- _Explora el material_:
- a) Responde con lo que dice el texto sobre el paseo en bicicleta:
(i) ¿Qué hora es al salir con la bicicleta?
(ii) ¿De dónde salen bandadas de jóvenes chinos?
(iii) ¿Cuánto dura el «microcosmos urbano»?
- b) Extrae literalmente del texto sobre el paseo en bicicleta el fragmento entre "Una mujer pasa" y "que no cuentan.", ambos incluidos.

- _Fragmento de página_:
18 de agosto de 2022.
Ha refrescado.
Ha llovido toda la noche.
La bicicleta me llama telepáticamente.
Quiere mar.
Quiere olas mágicas.
Quiere brisa y salitre.
Le digo que sí.
Son las seis de la mañana.
Entre la iluminación sostenible
y las restricciones desquiciadas
las calles están más oscuras que la boca de un lobo.
Una mujer pasa a mi lado.
Tiene la cara tensa y la mirada en alerta.
Yo también.
Ahora las calles son esclavas del Dios de las tinieblas.
La ciudad entera parece una pobre película de postguerra.
La luz de la bicicleta es el único faro de esperanza y seguridad.
En los bancos del paseo duerme gente que nadie mira.
Jóvenes.
Viejos.
Humanos que no cuentan.
Su techo es el cielo.
Sus camas trozos de madera descascarillada.
Sigo pedaleando hacia el mar.
Los edificios están mudos.
Sus habitantes se hallan en coma temporal.
El mar me recibe con un concierto de olas hospitalarias.
Sigue oscuro todo.
Me acerco a la ciudad del pecado.
La noche se va haciendo penumbra.
Entre las sombras aparecen grupos de jóvenes.
Caras de alcohol.
Ropa bonita arrugada.
Voces destartaladas y roncas.
Del casino de la ciudad salen bandadas de jóvenes chinos.
No cuadra la hora pero imagino que tienen bula.
Parecen ricos.
Sigo pedaleando hacia el horizonte que nunca alcanzo.
Hotel lujosísimo.
Casi dentro del mar.
Putas de bandera salen riendo vestidas de fiesta.
Imagino que con la cartera llena y la dignidad cada vez más vacía.
El portero uniformado les sonríe.
Los taxistas las esperan soñando quizás con una propina de carne.
Revoloteo con la bicicleta entre gaviotas, restos de comida y horas cansadas.
Doy media vuelta.
El sol debe estar acicalándose para salir.
Cada vez hay menos sombras y más claridad.
En la orilla de las diferentes playas grupos de jóvenes esperan ver el amanecer.
Para fotografiarlo y compartirlo con gente de todo el mundo.
Como si el sol no saliera cada día.
Ahí están.
Presos de un mundo que ha perdido el norte.
La bicicleta me dice que quiere saludar al espigón.
Le sonrío.
Claro que sí.
No hay nadie.
El agua solitaria nos abraza de lado a lado.
El cielo nos muestra un desfile de nubes azules en la pasarela del horizonte.
Ya está.
Una hora de microcosmos urbano.
Volvemos a casa con la mirada atiborrada.
Los trabajadores de la limpieza aparecen por las calles que ahora sí despiertan.
Vuelve la luz.
Vuelve la vida conocida.
Empieza a salir gente de los edificios.
Van a trabajar, a comprar pan, a correr, a pasear al perro, a olvidar a la familia...
En los bancos del paseo los humanos dormidos siguen esperando nada de nada.

- _Entradas extraídas_:
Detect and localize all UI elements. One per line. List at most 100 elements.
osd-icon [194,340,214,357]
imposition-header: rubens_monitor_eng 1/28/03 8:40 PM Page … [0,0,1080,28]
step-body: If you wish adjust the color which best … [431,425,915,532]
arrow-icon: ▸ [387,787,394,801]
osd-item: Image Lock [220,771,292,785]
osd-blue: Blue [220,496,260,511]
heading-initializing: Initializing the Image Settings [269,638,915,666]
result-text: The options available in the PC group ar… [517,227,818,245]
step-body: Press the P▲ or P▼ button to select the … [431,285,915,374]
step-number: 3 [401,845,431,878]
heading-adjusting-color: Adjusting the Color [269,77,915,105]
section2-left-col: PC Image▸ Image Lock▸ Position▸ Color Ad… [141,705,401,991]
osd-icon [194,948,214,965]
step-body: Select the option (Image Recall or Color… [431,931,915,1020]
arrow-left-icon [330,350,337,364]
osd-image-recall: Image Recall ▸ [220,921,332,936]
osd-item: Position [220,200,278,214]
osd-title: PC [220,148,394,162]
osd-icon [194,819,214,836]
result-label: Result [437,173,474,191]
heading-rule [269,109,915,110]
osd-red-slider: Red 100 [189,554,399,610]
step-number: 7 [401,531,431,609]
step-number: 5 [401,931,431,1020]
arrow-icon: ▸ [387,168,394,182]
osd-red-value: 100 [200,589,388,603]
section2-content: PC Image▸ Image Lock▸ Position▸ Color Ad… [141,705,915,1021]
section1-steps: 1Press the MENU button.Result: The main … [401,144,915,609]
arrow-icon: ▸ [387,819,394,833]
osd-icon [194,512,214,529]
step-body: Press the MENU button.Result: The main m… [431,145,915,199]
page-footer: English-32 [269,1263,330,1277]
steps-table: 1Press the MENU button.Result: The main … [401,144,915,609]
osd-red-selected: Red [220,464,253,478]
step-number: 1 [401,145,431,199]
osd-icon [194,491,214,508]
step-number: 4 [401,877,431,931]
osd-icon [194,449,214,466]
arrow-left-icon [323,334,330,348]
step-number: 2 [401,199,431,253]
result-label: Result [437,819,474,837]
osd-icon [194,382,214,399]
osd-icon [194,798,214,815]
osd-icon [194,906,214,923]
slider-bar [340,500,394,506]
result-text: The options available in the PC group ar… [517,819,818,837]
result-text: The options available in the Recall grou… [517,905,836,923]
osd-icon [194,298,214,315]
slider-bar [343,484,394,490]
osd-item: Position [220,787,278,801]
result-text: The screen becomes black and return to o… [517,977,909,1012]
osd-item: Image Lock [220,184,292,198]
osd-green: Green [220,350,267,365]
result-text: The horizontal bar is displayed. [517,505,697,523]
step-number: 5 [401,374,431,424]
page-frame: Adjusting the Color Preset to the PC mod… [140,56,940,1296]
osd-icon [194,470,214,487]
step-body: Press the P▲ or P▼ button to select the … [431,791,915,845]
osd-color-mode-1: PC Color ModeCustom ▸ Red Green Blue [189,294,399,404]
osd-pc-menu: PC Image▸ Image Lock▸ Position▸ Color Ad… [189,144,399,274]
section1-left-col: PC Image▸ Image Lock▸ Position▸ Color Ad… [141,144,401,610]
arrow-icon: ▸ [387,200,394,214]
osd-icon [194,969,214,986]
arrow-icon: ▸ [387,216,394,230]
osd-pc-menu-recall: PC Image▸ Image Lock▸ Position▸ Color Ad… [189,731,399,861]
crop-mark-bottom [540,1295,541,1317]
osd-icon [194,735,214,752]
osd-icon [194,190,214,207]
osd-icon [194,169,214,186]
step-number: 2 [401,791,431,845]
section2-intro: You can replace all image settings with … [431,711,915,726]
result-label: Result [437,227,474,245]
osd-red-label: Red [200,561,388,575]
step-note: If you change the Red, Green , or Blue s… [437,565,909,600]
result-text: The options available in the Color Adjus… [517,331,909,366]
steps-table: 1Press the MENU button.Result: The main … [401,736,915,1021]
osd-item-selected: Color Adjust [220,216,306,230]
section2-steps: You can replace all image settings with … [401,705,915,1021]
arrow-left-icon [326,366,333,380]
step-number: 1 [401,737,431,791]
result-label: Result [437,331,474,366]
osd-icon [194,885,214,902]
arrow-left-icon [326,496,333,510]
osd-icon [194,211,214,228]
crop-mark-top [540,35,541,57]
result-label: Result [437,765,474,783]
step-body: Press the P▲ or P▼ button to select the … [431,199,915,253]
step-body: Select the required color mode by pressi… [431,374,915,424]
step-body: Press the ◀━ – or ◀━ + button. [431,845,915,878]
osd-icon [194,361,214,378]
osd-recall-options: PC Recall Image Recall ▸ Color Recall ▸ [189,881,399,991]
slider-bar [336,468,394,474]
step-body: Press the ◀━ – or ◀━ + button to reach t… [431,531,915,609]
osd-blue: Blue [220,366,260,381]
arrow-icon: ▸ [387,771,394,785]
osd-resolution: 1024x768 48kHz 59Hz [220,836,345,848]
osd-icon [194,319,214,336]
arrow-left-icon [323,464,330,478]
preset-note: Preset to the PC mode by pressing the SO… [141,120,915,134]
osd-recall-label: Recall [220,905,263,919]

- _Resultados del ejercicio_:
- a)
(i) Son las seis de la mañana.
(ii) Del casino de la ciudad.
(iii) Una hora.

- b)
Una mujer pasa a mi lado.
Tiene la cara tensa y la mirada en alerta.
Yo también.
Ahora las calles son esclavas del Dios de las tinieblas.
La ciudad entera parece una pobre película de postguerra.
La luz de la bicicleta es el único faro de esperanza y seguridad.
En los bancos del paseo duerme gente que nadie mira.
Jóvenes.
Viejos.
Humanos que no cuentan.